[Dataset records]
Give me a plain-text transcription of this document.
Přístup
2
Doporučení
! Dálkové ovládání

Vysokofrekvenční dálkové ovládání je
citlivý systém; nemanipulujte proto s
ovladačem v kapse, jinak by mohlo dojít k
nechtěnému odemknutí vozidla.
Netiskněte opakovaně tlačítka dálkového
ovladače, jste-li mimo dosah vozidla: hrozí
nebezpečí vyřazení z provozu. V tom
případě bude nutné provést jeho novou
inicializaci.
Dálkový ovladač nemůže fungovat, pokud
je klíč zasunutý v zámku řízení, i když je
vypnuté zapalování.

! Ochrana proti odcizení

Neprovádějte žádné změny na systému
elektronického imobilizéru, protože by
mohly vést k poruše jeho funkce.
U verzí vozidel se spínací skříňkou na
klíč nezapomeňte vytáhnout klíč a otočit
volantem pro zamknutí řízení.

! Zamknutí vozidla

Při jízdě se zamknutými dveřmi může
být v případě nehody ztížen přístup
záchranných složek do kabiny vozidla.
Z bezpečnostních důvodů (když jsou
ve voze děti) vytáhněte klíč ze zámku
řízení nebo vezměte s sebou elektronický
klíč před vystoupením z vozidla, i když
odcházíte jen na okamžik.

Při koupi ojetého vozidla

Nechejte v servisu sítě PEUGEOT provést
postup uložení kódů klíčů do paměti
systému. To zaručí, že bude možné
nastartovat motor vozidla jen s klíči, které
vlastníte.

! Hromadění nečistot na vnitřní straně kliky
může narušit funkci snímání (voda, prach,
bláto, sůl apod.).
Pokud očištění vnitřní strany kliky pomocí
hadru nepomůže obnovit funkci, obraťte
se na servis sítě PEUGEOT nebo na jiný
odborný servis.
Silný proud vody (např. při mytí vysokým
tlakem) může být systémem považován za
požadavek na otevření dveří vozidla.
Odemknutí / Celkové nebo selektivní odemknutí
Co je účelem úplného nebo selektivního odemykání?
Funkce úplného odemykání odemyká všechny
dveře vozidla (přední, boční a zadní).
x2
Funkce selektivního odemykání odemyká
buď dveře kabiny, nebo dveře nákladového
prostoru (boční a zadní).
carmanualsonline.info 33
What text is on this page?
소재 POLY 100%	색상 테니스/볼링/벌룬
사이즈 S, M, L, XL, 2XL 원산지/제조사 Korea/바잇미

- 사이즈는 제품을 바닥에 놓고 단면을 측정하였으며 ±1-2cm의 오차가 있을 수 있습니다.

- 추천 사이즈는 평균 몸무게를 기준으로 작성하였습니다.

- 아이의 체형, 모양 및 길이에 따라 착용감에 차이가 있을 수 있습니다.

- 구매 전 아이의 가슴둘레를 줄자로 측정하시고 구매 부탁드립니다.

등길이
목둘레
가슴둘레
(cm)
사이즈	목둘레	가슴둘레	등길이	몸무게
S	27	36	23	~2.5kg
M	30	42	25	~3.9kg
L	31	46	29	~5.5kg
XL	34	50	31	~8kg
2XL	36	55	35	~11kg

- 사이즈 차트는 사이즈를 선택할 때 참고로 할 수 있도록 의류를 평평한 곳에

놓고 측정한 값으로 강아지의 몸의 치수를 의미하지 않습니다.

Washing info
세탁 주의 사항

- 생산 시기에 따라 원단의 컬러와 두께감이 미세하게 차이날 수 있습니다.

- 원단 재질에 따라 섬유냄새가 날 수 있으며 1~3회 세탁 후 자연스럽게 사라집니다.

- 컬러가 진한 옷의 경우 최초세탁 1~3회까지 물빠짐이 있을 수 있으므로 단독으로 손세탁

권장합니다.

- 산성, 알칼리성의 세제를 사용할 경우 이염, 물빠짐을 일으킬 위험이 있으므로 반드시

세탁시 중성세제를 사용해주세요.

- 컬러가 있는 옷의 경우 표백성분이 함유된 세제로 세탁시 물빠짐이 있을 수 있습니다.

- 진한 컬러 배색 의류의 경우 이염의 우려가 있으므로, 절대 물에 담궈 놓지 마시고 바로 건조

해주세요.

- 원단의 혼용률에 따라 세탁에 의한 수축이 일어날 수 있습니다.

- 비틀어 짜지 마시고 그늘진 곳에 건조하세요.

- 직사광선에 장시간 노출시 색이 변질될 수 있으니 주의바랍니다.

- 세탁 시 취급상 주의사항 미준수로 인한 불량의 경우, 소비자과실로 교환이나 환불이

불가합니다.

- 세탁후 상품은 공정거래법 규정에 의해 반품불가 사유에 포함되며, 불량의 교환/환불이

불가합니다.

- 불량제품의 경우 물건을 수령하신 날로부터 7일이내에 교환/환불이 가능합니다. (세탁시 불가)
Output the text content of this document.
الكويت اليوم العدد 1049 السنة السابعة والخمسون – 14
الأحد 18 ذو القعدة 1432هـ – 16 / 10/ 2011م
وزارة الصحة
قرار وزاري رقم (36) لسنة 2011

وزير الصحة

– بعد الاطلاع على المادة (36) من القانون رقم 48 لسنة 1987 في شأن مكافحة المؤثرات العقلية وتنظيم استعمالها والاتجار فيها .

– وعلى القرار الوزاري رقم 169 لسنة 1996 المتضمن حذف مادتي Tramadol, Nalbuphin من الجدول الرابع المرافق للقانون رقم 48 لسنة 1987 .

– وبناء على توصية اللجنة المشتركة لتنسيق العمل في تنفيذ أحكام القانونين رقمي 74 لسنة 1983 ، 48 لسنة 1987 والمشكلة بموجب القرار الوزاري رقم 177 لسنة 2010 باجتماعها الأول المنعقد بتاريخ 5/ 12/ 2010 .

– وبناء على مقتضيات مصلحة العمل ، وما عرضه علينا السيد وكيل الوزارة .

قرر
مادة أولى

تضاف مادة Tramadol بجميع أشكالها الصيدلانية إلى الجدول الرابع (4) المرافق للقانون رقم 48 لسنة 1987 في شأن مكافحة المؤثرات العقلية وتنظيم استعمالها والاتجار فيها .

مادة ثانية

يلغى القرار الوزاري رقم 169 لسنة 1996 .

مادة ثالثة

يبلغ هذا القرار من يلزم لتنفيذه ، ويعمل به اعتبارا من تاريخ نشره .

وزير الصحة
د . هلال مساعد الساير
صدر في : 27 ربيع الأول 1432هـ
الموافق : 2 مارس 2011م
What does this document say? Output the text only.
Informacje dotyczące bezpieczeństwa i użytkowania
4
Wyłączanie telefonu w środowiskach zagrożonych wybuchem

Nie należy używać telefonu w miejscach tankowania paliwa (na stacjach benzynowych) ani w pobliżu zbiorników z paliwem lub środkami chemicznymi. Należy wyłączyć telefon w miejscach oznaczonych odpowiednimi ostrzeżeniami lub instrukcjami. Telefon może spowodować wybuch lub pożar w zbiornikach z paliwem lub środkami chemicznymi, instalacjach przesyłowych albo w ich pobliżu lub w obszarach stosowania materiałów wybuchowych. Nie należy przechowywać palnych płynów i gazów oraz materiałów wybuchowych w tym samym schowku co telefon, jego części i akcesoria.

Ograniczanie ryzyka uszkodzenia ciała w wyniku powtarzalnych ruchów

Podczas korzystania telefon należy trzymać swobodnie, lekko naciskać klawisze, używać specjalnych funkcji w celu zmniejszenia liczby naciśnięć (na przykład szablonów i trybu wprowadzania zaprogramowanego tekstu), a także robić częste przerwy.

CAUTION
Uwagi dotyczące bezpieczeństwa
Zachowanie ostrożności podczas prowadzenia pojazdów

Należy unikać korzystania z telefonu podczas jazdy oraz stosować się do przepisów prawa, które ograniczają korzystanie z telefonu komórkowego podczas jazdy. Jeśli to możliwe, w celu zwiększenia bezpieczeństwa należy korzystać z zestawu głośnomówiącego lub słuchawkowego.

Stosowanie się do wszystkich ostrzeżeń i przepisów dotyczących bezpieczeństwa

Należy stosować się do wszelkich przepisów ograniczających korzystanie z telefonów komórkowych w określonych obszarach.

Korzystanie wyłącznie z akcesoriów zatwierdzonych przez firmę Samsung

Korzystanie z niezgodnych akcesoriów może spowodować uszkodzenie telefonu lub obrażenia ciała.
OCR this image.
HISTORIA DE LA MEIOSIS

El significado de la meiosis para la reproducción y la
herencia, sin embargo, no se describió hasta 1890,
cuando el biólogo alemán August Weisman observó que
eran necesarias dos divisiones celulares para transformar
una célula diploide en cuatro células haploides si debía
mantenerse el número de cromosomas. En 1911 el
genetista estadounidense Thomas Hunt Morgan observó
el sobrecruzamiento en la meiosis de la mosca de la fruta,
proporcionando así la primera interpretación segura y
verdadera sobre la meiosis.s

Objective = Collect each line containing the string "العقلية".

Task answer =
– بعد الاطلاع على المادة (36) من القانون رقم 48 لسنة 1987 في شأن مكافحة المؤثرات العقلية وتنظيم استعمالها والاتجار فيها .
تضاف مادة Tramadol بجميع أشكالها الصيدلانية إلى الجدول الرابع (4) المرافق للقانون رقم 48 لسنة 1987 في شأن مكافحة المؤثرات العقلية وتنظيم استعمالها والاتجار فيها .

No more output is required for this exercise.